## RECORDS TO USE:
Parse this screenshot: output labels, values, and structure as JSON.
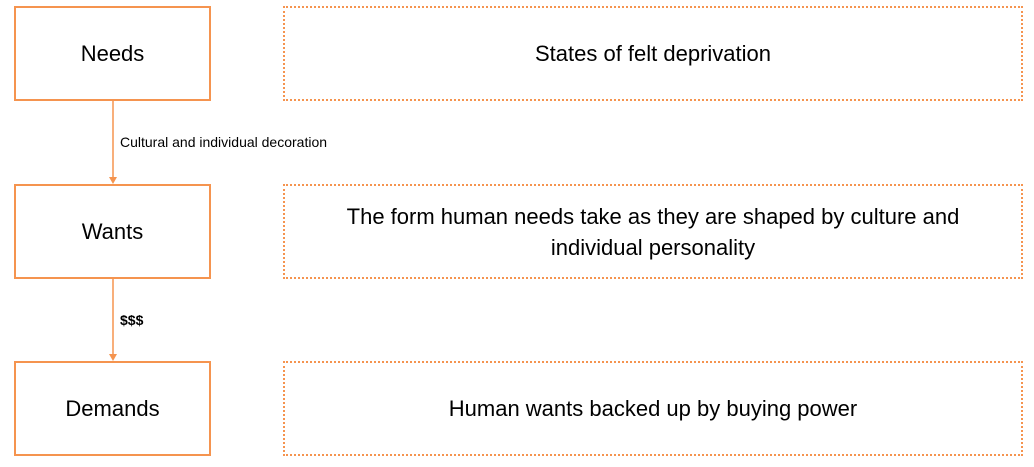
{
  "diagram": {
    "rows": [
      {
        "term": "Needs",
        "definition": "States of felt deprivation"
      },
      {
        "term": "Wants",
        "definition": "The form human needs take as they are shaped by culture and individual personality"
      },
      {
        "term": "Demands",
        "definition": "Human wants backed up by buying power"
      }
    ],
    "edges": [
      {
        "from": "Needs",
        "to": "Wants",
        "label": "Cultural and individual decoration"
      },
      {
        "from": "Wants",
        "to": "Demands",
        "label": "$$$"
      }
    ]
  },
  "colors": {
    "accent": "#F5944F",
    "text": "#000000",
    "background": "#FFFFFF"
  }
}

---

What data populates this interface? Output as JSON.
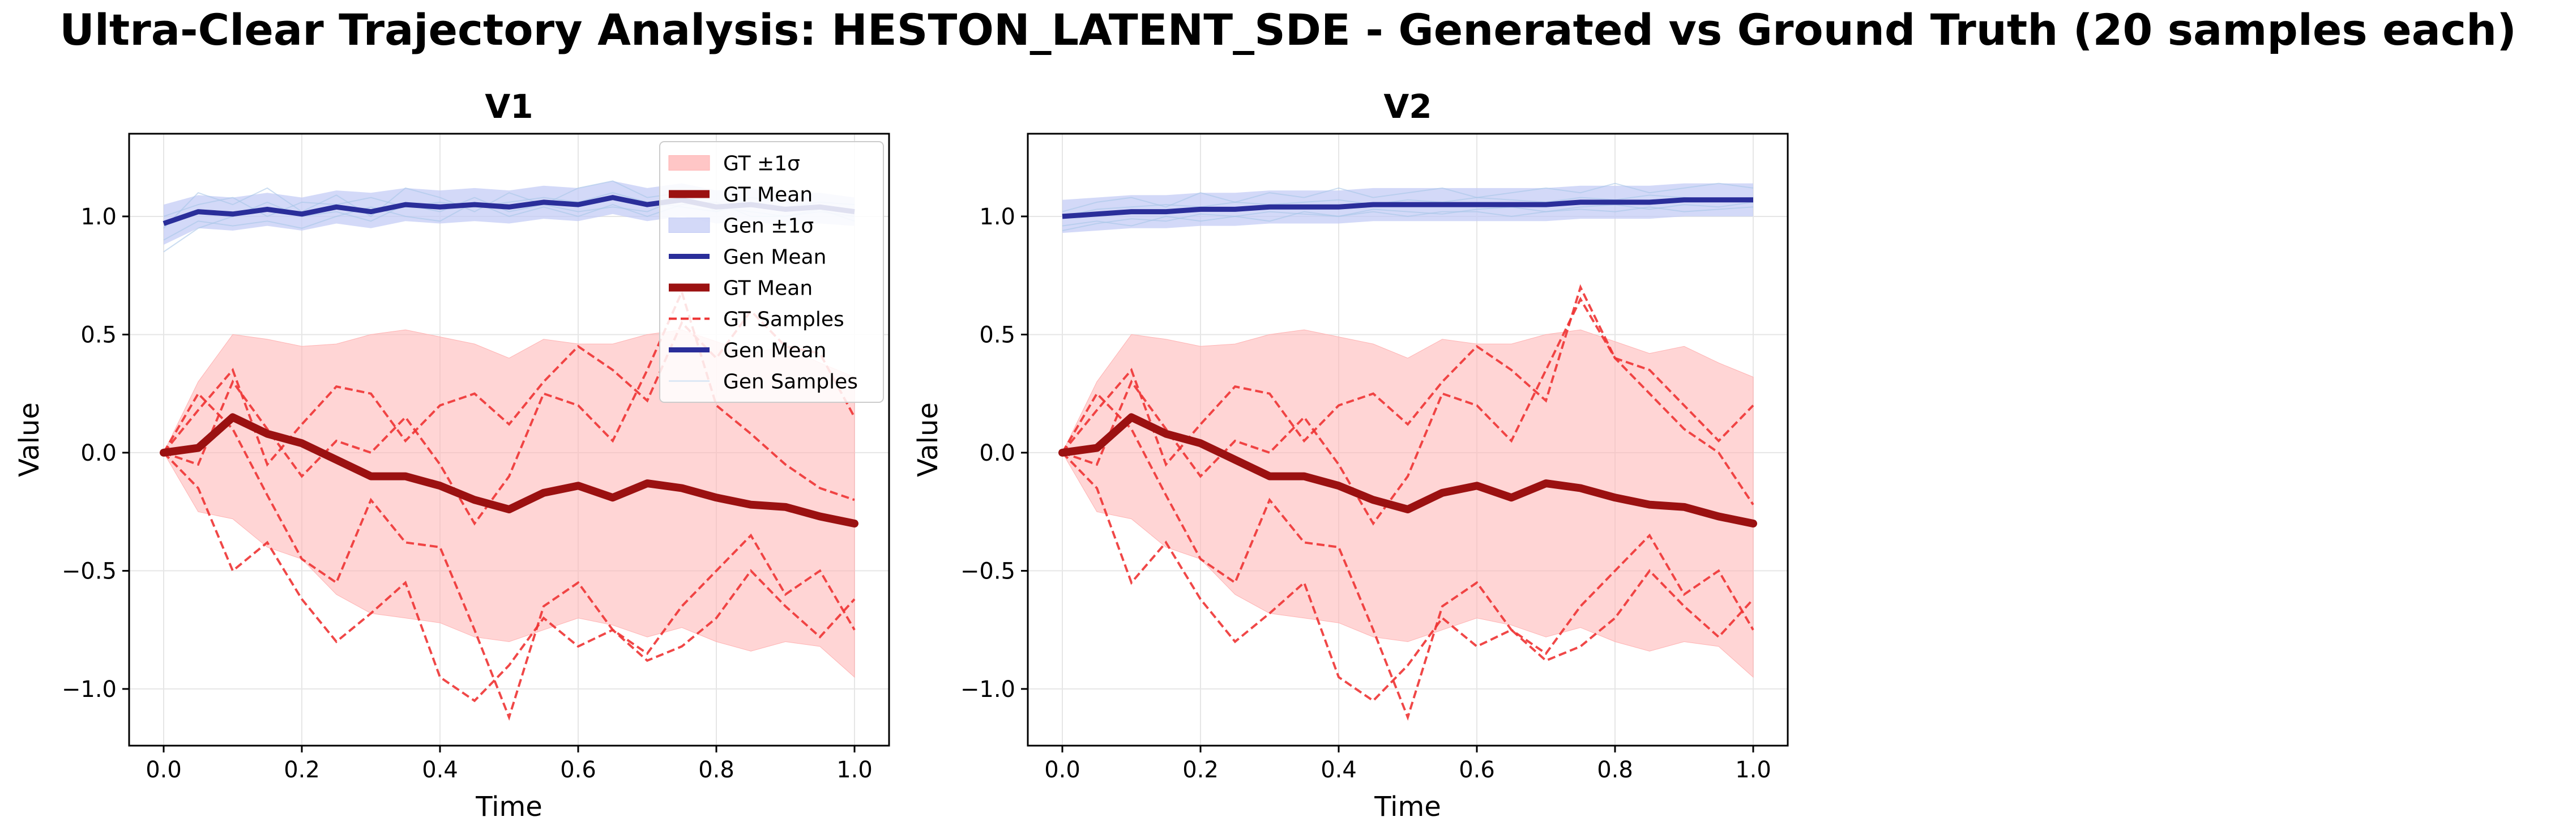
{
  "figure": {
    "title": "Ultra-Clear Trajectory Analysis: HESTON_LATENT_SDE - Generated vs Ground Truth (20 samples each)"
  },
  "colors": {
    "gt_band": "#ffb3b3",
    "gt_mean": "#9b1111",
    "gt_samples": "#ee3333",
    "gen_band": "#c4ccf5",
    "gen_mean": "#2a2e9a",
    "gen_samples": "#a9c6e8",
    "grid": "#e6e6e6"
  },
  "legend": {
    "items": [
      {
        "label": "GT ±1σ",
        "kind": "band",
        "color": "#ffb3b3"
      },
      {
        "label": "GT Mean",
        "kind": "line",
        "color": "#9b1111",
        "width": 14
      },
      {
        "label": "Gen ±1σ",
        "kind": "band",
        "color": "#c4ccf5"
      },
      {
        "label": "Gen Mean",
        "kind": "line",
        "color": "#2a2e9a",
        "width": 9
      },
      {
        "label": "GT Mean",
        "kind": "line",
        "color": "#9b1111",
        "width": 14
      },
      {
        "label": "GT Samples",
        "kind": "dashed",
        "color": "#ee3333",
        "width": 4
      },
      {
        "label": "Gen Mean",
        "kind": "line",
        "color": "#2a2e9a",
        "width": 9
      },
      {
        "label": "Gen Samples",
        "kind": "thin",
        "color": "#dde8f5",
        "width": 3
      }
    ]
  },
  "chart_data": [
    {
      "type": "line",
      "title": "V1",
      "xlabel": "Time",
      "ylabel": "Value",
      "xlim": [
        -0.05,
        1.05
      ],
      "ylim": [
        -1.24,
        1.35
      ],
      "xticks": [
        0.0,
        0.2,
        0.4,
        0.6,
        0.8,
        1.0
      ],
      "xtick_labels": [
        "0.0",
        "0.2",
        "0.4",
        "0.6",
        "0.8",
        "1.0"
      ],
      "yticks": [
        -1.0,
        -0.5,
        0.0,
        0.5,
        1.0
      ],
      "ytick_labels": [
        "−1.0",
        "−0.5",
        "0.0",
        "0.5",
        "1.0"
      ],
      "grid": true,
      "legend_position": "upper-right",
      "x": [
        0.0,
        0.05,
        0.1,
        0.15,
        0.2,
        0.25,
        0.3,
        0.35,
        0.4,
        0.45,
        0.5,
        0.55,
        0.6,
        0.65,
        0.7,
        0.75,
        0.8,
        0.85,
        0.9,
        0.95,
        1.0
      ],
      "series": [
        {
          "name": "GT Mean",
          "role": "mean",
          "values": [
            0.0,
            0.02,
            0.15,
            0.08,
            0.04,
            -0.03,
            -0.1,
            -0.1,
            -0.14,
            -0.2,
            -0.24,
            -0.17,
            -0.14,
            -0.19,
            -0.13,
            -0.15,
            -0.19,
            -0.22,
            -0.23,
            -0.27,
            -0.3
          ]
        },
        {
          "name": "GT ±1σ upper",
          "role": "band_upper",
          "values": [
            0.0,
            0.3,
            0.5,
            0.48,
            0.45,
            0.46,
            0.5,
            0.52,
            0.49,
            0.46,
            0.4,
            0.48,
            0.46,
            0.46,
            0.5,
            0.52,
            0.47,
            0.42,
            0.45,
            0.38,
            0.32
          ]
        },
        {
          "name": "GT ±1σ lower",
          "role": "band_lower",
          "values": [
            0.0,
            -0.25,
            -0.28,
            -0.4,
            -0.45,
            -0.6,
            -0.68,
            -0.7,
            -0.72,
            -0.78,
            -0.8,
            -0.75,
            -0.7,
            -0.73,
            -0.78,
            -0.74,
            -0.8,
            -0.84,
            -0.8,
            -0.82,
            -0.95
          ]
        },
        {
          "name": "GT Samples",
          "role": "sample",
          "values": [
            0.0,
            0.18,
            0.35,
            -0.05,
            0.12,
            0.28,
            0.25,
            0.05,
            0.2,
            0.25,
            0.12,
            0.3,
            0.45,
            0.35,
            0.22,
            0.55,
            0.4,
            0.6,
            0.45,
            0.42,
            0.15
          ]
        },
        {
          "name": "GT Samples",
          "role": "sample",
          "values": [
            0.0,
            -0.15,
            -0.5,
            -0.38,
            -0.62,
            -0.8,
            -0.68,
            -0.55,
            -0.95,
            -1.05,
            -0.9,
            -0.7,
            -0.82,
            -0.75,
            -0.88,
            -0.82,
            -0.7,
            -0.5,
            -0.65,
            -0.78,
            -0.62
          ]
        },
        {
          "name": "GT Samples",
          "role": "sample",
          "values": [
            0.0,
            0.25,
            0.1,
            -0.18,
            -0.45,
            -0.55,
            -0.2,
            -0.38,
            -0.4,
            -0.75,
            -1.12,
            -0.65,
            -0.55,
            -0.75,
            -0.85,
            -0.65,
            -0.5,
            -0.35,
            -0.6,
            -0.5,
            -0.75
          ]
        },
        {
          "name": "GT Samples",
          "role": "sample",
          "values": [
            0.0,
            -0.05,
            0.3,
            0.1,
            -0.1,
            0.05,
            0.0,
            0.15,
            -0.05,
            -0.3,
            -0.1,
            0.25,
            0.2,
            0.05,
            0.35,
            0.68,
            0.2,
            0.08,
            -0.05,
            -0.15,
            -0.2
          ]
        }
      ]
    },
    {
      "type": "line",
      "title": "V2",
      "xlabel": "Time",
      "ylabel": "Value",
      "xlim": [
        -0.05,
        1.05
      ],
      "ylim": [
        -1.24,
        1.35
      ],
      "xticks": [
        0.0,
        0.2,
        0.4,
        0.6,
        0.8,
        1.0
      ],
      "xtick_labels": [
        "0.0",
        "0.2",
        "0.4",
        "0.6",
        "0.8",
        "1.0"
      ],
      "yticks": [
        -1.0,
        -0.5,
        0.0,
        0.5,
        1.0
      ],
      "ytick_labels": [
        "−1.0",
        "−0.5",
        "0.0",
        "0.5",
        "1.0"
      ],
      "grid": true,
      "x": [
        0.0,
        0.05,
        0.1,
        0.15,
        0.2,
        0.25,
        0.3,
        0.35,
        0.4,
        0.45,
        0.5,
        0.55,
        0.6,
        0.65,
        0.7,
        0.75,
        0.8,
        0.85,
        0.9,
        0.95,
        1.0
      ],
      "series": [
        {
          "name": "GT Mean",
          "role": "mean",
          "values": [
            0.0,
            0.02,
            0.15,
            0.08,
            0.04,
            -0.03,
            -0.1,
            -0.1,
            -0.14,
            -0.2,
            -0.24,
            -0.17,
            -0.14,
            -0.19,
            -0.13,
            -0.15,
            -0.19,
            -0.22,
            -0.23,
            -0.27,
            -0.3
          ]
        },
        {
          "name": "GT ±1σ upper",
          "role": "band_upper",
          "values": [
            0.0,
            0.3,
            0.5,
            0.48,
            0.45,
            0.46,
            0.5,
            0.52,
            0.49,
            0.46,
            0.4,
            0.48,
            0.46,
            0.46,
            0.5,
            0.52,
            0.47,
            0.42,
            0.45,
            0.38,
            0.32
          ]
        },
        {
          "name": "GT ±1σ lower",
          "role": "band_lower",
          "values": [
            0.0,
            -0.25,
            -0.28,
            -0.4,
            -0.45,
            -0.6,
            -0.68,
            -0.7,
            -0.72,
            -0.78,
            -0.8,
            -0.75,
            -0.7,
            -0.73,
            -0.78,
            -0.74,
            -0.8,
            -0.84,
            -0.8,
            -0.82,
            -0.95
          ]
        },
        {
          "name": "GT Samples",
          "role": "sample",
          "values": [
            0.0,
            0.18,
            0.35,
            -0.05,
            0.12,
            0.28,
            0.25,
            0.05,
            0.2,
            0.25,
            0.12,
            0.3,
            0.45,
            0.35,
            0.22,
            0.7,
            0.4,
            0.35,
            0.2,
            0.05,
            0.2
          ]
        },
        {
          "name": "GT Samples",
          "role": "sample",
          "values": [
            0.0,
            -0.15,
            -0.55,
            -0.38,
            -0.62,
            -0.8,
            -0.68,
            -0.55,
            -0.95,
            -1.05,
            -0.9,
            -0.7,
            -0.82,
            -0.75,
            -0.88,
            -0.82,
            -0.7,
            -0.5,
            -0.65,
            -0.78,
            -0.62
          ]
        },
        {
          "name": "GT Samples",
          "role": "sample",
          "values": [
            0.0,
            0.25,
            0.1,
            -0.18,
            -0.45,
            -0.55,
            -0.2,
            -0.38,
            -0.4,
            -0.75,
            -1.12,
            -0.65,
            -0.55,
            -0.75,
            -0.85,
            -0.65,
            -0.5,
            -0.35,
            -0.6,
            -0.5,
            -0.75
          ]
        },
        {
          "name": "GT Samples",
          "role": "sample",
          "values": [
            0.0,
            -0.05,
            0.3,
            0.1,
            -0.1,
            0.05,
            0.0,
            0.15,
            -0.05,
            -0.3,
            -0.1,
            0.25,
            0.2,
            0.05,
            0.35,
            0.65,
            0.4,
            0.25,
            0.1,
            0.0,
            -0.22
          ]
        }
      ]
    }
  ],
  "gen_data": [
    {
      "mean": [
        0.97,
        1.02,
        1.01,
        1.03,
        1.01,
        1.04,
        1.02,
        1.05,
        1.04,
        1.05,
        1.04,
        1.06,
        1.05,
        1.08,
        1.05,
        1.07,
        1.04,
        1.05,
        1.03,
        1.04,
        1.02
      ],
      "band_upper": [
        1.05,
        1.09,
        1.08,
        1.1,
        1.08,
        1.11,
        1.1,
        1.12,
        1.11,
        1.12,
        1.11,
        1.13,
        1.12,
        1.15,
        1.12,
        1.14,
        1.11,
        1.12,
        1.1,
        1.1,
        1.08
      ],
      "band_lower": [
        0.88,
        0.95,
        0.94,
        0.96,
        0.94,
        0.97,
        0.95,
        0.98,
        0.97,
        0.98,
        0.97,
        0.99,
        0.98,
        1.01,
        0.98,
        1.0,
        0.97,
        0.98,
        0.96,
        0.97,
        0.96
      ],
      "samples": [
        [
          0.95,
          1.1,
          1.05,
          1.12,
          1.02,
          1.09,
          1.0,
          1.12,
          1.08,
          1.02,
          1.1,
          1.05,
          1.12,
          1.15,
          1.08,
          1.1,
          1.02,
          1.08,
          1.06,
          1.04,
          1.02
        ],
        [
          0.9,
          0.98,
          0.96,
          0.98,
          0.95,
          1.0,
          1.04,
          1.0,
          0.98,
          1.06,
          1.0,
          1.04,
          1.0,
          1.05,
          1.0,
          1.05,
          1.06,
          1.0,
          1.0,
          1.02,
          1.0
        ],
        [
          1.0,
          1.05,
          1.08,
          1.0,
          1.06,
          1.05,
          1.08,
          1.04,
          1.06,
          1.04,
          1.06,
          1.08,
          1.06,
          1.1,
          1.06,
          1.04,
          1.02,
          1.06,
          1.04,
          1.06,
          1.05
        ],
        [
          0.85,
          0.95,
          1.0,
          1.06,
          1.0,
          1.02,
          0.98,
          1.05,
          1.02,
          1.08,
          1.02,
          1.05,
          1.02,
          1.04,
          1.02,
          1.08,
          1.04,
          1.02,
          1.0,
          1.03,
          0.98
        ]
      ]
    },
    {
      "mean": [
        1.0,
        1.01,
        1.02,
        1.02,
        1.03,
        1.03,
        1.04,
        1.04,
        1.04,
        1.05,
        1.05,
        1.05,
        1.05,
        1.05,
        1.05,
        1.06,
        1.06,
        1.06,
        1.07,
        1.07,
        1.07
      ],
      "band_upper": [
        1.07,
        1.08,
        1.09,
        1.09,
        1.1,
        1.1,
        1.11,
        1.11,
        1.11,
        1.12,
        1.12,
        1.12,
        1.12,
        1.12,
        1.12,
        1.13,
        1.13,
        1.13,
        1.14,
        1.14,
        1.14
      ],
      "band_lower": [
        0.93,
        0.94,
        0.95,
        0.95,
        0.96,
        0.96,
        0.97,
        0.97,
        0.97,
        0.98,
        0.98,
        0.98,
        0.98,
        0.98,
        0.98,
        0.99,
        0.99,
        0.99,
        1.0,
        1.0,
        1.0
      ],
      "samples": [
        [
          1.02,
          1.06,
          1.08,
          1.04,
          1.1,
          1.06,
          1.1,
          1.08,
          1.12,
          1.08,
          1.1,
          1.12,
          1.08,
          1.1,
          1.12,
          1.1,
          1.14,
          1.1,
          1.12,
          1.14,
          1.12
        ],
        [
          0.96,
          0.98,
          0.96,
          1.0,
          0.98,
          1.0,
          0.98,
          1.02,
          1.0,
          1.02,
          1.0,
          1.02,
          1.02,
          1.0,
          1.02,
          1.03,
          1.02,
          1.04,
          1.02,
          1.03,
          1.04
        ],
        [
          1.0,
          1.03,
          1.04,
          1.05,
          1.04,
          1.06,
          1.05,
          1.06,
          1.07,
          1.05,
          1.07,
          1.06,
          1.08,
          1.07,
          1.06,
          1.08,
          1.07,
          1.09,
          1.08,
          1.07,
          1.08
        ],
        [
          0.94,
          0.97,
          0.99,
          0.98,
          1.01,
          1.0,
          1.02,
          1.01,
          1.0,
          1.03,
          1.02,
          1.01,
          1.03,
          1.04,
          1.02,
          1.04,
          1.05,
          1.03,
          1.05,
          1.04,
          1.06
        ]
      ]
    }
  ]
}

## WHAT YOU NEED TO DO:
Only lines with the word "definition" should be collected from the material.

## ANSWER TO THIS PROBLEM:
        "definition": "States of felt deprivation"
        "definition": "The form human needs take as they are shaped by culture and individual personality"
        "definition": "Human wants backed up by buying power"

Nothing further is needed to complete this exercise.